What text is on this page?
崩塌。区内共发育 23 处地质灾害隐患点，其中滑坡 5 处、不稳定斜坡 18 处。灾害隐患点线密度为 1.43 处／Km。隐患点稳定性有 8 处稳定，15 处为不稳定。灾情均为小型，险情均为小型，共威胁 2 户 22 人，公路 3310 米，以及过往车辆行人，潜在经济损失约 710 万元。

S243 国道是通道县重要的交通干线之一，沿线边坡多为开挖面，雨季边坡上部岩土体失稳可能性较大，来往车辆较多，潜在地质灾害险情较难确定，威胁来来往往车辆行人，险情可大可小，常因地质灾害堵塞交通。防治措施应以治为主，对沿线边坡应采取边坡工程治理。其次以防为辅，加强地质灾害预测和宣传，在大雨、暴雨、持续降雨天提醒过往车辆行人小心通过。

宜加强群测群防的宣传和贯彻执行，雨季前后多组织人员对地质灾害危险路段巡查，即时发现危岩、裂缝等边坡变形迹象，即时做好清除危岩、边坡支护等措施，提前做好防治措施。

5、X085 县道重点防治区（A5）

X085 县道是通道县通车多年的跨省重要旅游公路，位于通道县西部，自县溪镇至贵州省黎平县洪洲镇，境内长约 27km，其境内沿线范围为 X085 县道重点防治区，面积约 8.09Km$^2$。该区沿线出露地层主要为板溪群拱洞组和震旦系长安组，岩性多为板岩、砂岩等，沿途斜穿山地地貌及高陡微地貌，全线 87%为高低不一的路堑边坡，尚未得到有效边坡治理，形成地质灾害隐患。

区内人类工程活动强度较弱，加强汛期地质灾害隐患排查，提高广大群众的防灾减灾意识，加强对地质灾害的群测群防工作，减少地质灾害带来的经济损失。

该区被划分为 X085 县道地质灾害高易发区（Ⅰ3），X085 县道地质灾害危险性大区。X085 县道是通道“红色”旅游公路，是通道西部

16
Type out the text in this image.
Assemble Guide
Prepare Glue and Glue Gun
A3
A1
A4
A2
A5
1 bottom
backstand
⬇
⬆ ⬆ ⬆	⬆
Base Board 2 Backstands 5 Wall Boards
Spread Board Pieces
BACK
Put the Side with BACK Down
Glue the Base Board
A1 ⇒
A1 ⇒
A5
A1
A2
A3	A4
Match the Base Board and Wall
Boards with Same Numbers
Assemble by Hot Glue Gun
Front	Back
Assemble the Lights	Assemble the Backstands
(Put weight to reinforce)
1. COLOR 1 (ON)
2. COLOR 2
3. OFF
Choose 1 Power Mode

###

> **DESCRIPTION OF THE TASK**
Produce an exact copy of every entry above.

> **EXPECTED ANSWER**
What text is on this page?
崩塌。区内共发育 23 处地质灾害隐患点，其中滑坡 5 处、不稳定斜坡 18 处。灾害隐患点线密度为 1.43 处／Km。隐患点稳定性有 8 处稳定，15 处为不稳定。灾情均为小型，险情均为小型，共威胁 2 户 22 人，公路 3310 米，以及过往车辆行人，潜在经济损失约 710 万元。

S243 国道是通道县重要的交通干线之一，沿线边坡多为开挖面，雨季边坡上部岩土体失稳可能性较大，来往车辆较多，潜在地质灾害险情较难确定，威胁来来往往车辆行人，险情可大可小，常因地质灾害堵塞交通。防治措施应以治为主，对沿线边坡应采取边坡工程治理。其次以防为辅，加强地质灾害预测和宣传，在大雨、暴雨、持续降雨天提醒过往车辆行人小心通过。

宜加强群测群防的宣传和贯彻执行，雨季前后多组织人员对地质灾害危险路段巡查，即时发现危岩、裂缝等边坡变形迹象，即时做好清除危岩、边坡支护等措施，提前做好防治措施。

5、X085 县道重点防治区（A5）

X085 县道是通道县通车多年的跨省重要旅游公路，位于通道县西部，自县溪镇至贵州省黎平县洪洲镇，境内长约 27km，其境内沿线范围为 X085 县道重点防治区，面积约 8.09Km$^2$。该区沿线出露地层主要为板溪群拱洞组和震旦系长安组，岩性多为板岩、砂岩等，沿途斜穿山地地貌及高陡微地貌，全线 87%为高低不一的路堑边坡，尚未得到有效边坡治理，形成地质灾害隐患。

区内人类工程活动强度较弱，加强汛期地质灾害隐患排查，提高广大群众的防灾减灾意识，加强对地质灾害的群测群防工作，减少地质灾害带来的经济损失。

该区被划分为 X085 县道地质灾害高易发区（Ⅰ3），X085 县道地质灾害危险性大区。X085 县道是通道“红色”旅游公路，是通道西部

16
Type out the text in this image.
Assemble Guide
Prepare Glue and Glue Gun
A3
A1
A4
A2
A5
1 bottom
backstand
⬇
⬆ ⬆ ⬆	⬆
Base Board 2 Backstands 5 Wall Boards
Spread Board Pieces
BACK
Put the Side with BACK Down
Glue the Base Board
A1 ⇒
A1 ⇒
A5
A1
A2
A3	A4
Match the Base Board and Wall
Boards with Same Numbers
Assemble by Hot Glue Gun
Front	Back
Assemble the Lights	Assemble the Backstands
(Put weight to reinforce)
1. COLOR 1 (ON)
2. COLOR 2
3. OFF
Choose 1 Power Mode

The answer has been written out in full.